[Collected data entries]
========

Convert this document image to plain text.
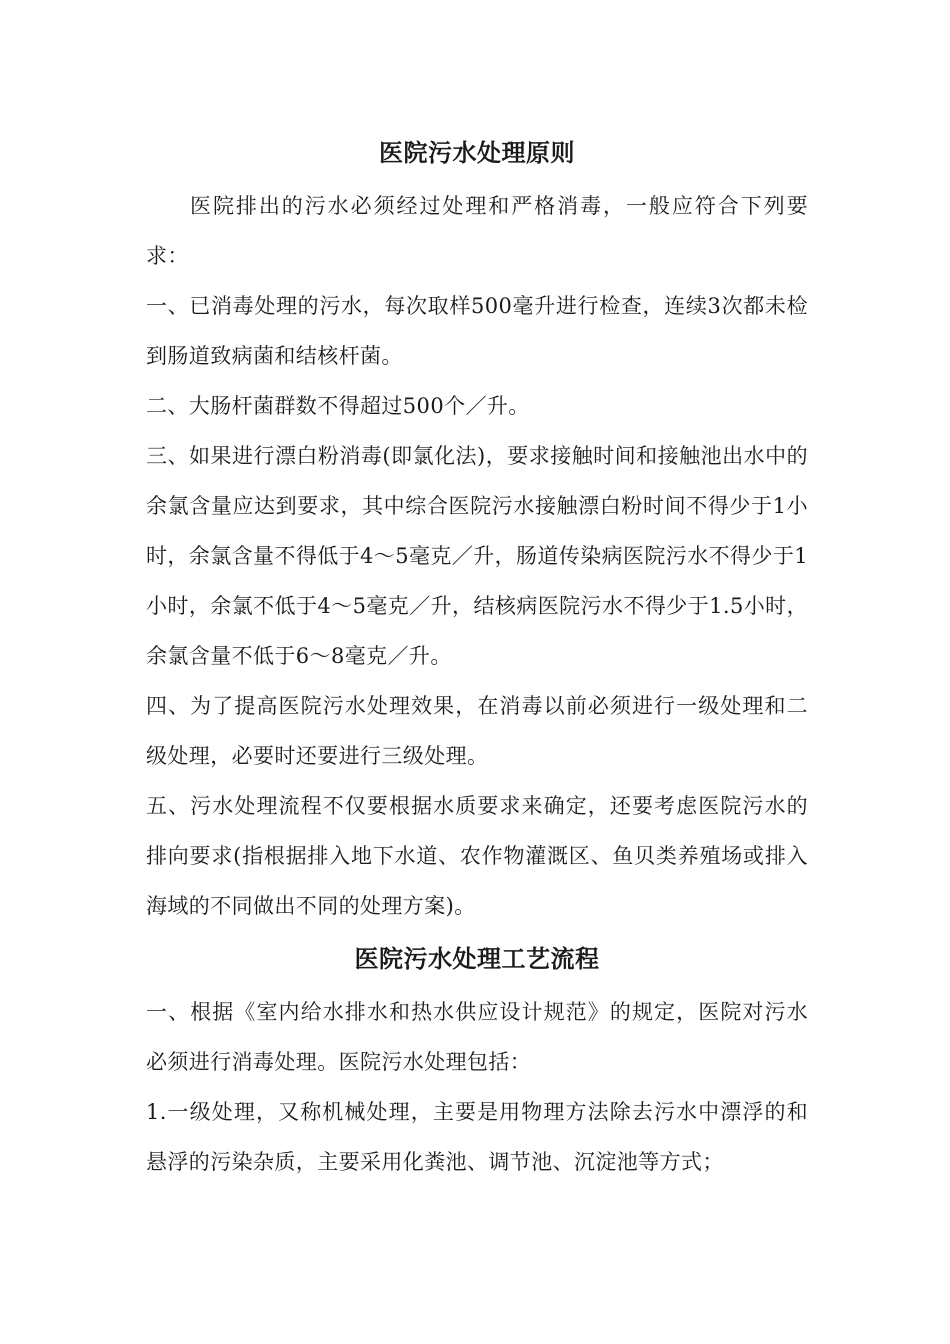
医院污水处理原则

医院排出的污水必须经过处理和严格消毒，一般应符合下列要求：

一、已消毒处理的污水，每次取样500毫升进行检查，连续3次都未检到肠道致病菌和结核杆菌。

二、大肠杆菌群数不得超过500个／升。

三、如果进行漂白粉消毒(即氯化法)，要求接触时间和接触池出水中的余氯含量应达到要求，其中综合医院污水接触漂白粉时间不得少于1小时，余氯含量不得低于4～5毫克／升，肠道传染病医院污水不得少于1小时，余氯不低于4～5毫克／升，结核病医院污水不得少于1.5小时，余氯含量不低于6～8毫克／升。

四、为了提高医院污水处理效果，在消毒以前必须进行一级处理和二级处理，必要时还要进行三级处理。

五、污水处理流程不仅要根据水质要求来确定，还要考虑医院污水的排向要求(指根据排入地下水道、农作物灌溉区、鱼贝类养殖场或排入海域的不同做出不同的处理方案)。

医院污水处理工艺流程

一、根据《室内给水排水和热水供应设计规范》的规定，医院对污水必须进行消毒处理。医院污水处理包括：

1.一级处理，又称机械处理，主要是用物理方法除去污水中漂浮的和悬浮的污染杂质，主要采用化粪池、调节池、沉淀池等方式；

========

WHAT THE TASK ASKS =>
Go back to the records above and write them out exactly, without the pictures.

EXERCISE OUTPUT =>
Convert this document image to plain text.
医院污水处理原则

医院排出的污水必须经过处理和严格消毒，一般应符合下列要求：

一、已消毒处理的污水，每次取样500毫升进行检查，连续3次都未检到肠道致病菌和结核杆菌。

二、大肠杆菌群数不得超过500个／升。

三、如果进行漂白粉消毒(即氯化法)，要求接触时间和接触池出水中的余氯含量应达到要求，其中综合医院污水接触漂白粉时间不得少于1小时，余氯含量不得低于4～5毫克／升，肠道传染病医院污水不得少于1小时，余氯不低于4～5毫克／升，结核病医院污水不得少于1.5小时，余氯含量不低于6～8毫克／升。

四、为了提高医院污水处理效果，在消毒以前必须进行一级处理和二级处理，必要时还要进行三级处理。

五、污水处理流程不仅要根据水质要求来确定，还要考虑医院污水的排向要求(指根据排入地下水道、农作物灌溉区、鱼贝类养殖场或排入海域的不同做出不同的处理方案)。

医院污水处理工艺流程

一、根据《室内给水排水和热水供应设计规范》的规定，医院对污水必须进行消毒处理。医院污水处理包括：

1.一级处理，又称机械处理，主要是用物理方法除去污水中漂浮的和悬浮的污染杂质，主要采用化粪池、调节池、沉淀池等方式；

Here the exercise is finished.